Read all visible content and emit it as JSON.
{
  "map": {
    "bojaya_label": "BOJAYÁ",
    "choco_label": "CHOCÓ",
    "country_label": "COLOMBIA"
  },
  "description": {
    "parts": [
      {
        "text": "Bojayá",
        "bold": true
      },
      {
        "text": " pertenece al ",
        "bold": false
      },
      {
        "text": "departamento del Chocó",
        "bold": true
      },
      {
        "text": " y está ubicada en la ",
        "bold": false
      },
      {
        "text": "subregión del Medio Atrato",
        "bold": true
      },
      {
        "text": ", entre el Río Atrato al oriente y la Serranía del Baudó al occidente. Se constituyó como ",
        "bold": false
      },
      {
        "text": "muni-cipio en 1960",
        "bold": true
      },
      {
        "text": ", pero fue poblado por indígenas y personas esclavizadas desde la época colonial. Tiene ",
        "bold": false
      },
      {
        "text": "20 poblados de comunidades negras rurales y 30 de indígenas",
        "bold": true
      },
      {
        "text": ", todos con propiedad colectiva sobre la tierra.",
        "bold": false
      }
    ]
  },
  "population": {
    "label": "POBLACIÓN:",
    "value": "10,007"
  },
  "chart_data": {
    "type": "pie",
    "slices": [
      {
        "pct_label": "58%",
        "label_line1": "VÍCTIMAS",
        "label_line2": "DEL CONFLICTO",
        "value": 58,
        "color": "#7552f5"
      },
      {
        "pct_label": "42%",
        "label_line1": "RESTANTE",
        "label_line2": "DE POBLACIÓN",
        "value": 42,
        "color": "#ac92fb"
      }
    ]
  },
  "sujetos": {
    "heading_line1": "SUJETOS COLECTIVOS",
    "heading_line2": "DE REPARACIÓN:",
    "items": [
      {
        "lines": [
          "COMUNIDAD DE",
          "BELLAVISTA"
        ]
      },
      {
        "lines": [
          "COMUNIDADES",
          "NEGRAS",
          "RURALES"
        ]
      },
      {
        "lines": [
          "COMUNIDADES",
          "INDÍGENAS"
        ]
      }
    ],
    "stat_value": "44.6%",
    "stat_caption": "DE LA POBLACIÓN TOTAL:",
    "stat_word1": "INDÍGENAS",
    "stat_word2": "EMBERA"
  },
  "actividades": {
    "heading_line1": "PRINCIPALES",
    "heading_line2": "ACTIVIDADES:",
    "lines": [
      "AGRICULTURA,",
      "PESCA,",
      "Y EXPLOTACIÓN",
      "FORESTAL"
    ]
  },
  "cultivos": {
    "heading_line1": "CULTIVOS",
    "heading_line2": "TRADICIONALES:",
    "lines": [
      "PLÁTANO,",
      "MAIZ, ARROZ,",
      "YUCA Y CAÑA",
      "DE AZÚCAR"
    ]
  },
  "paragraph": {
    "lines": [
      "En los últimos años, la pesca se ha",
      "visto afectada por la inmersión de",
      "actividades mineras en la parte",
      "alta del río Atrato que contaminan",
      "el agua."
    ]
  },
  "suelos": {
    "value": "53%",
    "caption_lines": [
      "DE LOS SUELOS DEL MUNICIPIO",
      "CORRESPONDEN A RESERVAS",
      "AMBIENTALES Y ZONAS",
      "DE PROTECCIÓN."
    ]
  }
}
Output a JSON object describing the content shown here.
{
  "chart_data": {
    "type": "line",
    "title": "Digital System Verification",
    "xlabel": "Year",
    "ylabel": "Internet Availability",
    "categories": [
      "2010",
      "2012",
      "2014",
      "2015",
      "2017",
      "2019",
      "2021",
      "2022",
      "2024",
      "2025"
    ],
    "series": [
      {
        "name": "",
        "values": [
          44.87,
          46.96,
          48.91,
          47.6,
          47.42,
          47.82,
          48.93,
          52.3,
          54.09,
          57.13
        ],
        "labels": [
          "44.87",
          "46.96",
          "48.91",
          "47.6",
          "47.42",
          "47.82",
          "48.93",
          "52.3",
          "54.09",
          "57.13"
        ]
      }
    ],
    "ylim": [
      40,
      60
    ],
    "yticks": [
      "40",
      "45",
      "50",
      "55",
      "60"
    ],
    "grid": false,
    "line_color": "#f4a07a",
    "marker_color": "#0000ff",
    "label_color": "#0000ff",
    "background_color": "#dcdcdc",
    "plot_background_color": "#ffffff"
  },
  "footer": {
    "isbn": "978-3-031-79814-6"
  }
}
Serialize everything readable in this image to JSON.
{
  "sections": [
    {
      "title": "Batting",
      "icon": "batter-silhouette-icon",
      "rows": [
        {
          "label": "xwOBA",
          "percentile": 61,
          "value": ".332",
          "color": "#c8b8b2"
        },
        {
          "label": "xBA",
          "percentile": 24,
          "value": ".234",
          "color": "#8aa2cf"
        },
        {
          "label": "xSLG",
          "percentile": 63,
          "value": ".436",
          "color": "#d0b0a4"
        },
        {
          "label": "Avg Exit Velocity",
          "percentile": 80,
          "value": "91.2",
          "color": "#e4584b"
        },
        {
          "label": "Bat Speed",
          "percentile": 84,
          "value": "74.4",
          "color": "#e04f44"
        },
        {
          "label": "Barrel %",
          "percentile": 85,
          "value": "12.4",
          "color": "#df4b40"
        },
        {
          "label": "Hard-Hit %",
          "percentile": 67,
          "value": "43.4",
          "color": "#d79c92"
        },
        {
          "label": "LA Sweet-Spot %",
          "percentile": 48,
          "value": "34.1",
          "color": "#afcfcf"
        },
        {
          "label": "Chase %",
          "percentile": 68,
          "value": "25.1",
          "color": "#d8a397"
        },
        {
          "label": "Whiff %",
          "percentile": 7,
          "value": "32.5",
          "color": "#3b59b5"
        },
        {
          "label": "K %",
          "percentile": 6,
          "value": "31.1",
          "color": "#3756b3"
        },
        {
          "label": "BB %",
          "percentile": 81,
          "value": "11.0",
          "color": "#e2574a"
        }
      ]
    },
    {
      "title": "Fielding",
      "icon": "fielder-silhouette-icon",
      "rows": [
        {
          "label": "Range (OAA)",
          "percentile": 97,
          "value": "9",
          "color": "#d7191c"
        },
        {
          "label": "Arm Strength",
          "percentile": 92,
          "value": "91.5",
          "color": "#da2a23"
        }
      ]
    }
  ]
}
★ ★ ★ ★
# SHORT TASK
For the entries above, count the lines that contain the string "content", and state that number without further comment.

# TASK ANSWER
2